- PROBLEM TO SOLVE -
Set down the material below in full, matching it exactly.

▶

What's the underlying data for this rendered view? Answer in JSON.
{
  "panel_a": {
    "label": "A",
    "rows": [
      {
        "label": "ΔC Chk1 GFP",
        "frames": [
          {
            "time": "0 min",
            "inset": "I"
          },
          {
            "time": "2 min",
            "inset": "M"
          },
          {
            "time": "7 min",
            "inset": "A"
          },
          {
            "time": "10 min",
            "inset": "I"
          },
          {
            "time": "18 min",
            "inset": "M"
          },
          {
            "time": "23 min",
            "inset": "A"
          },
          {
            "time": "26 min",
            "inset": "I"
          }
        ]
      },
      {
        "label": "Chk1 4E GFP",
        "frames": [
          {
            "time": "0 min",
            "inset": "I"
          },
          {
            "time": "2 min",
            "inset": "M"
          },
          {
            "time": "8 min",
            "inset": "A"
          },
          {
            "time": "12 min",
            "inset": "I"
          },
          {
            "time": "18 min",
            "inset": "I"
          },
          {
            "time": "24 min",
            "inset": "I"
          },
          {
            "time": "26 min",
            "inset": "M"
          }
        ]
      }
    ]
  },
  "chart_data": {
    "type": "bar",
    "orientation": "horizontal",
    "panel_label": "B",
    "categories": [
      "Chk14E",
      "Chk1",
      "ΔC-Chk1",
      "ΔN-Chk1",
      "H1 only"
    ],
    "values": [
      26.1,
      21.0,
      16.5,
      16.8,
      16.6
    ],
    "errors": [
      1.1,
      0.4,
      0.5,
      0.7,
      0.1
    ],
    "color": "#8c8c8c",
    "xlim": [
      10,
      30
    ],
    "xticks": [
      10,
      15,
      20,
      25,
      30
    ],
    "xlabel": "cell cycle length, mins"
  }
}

◀

- TASK OUTPUT -
What's the underlying data for this rendered view? Answer in JSON.
{
  "panel_a": {
    "label": "A",
    "rows": [
      {
        "label": "ΔC Chk1 GFP",
        "frames": [
          {
            "time": "0 min",
            "inset": "I"
          },
          {
            "time": "2 min",
            "inset": "M"
          },
          {
            "time": "7 min",
            "inset": "A"
          },
          {
            "time": "10 min",
            "inset": "I"
          },
          {
            "time": "18 min",
            "inset": "M"
          },
          {
            "time": "23 min",
            "inset": "A"
          },
          {
            "time": "26 min",
            "inset": "I"
          }
        ]
      },
      {
        "label": "Chk1 4E GFP",
        "frames": [
          {
            "time": "0 min",
            "inset": "I"
          },
          {
            "time": "2 min",
            "inset": "M"
          },
          {
            "time": "8 min",
            "inset": "A"
          },
          {
            "time": "12 min",
            "inset": "I"
          },
          {
            "time": "18 min",
            "inset": "I"
          },
          {
            "time": "24 min",
            "inset": "I"
          },
          {
            "time": "26 min",
            "inset": "M"
          }
        ]
      }
    ]
  },
  "chart_data": {
    "type": "bar",
    "orientation": "horizontal",
    "panel_label": "B",
    "categories": [
      "Chk14E",
      "Chk1",
      "ΔC-Chk1",
      "ΔN-Chk1",
      "H1 only"
    ],
    "values": [
      26.1,
      21.0,
      16.5,
      16.8,
      16.6
    ],
    "errors": [
      1.1,
      0.4,
      0.5,
      0.7,
      0.1
    ],
    "color": "#8c8c8c",
    "xlim": [
      10,
      30
    ],
    "xticks": [
      10,
      15,
      20,
      25,
      30
    ],
    "xlabel": "cell cycle length, mins"
  }
}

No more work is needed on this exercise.